▶ Exercise text:
* * *
Why were all the interpreters young, you may wonder. Because the youth have learned more Spanish than their elderly grandparents, conceivably because of slowly improving access to education. Why were all the interpreters male. Because Spanish is learned in school, and boys are still kept in school longer than girls.
I was very grateful for those young men, eager and happy to help their fellow townspeople and us. But this language situation can have complicated effects. In the middle of the day I saw a young female patient. I thought her clinic visit was almost over. Then my interpreter had to step out for a second. Immediately the patient began to tell me about vaginal discharge, of which she had been too shy to mention in front of the male interpreter. I had to scramble to find a woman in the village who could translate for me.
The town of Pujujil seemed very much a community. They came together to help us bring health services to one another. At the end of the day the volunteers and the patients were still on the grounds, gaily chattering away and helping us pack our supplies. But so much togetherness can also be a bad thing.
Every few months Pop Wuj hosts a medical brigade from Timmy Global Health. For brigade day we had given Pujujil community workers 100 tickets to distribute to patients. The extranjero medical volunteers would see at least those 100, more if they had extra time.
* * *
▶ Task statement:
Condense the paragraph that begins "I was very grateful for those young men" from the account of the Pujujil clinic into a brief list that keeps its main facts.

[Stored items from a collection]
* * *
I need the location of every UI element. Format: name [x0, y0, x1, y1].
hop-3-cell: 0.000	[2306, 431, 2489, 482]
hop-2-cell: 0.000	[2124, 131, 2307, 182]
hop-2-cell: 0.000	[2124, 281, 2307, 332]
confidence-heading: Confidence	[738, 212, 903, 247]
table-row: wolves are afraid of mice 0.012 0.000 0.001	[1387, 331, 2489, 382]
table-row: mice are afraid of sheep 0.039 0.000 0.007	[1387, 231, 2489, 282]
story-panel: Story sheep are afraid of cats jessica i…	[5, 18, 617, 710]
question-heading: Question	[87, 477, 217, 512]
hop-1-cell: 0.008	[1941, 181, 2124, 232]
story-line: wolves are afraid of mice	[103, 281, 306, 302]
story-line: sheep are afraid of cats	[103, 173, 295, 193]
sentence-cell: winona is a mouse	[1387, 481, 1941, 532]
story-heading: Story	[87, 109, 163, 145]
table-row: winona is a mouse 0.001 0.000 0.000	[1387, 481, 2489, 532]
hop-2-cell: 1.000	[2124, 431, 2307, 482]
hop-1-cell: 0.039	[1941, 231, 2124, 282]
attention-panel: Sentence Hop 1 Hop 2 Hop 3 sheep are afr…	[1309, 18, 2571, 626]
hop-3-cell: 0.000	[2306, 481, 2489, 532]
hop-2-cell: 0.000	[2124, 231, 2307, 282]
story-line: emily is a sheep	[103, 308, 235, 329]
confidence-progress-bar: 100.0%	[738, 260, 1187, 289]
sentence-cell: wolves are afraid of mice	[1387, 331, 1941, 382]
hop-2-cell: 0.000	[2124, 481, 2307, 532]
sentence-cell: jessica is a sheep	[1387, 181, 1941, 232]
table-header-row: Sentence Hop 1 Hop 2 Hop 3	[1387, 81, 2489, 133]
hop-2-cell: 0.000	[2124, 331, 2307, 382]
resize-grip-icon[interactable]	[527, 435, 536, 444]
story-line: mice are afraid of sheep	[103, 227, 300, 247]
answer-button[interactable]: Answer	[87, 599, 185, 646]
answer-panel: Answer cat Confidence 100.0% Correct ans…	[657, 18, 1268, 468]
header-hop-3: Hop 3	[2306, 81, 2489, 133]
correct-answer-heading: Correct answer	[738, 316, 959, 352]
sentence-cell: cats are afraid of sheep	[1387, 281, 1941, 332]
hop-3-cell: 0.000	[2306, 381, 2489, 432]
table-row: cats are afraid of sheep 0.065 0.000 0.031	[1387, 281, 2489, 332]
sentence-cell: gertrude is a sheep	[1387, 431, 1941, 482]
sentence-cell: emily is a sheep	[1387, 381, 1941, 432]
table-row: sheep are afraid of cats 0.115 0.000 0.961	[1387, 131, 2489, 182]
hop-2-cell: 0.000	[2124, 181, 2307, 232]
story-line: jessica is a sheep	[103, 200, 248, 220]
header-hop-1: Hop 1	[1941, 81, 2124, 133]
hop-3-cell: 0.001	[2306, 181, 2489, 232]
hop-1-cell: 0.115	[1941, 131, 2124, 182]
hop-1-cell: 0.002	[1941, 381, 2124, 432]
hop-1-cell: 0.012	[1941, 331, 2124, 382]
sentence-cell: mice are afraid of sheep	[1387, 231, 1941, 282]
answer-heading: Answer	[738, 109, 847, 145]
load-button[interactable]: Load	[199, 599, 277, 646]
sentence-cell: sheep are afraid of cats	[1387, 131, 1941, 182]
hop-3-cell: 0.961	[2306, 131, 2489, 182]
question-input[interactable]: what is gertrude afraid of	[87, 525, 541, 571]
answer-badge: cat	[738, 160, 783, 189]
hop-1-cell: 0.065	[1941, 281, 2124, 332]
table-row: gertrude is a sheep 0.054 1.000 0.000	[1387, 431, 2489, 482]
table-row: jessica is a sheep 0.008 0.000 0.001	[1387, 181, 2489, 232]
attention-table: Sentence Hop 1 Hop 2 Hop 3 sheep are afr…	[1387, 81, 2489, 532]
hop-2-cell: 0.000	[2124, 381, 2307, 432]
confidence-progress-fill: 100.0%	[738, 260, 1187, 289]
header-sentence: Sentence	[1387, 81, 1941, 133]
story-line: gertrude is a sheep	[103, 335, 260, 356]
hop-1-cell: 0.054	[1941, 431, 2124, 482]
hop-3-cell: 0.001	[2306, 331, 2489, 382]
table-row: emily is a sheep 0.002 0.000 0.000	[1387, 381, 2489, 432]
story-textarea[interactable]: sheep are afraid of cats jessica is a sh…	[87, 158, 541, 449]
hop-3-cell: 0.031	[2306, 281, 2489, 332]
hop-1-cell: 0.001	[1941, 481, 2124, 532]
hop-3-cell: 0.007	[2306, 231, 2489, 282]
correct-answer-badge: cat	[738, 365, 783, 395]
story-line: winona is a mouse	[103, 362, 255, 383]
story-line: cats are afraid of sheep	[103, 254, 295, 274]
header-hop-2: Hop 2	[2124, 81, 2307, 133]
* * *
▶ Response:
- The writer was grateful to the young male interpreters, who were eager to help their townspeople and the visitors.
- The language situation could have complicated effects.
- Midday, a young female patient's visit seemed nearly over when the interpreter stepped out briefly.
- The patient then at once raised vaginal discharge, which she had been too shy to mention in front of the male interpreter.
- The writer had to hurry to find a village woman to translate.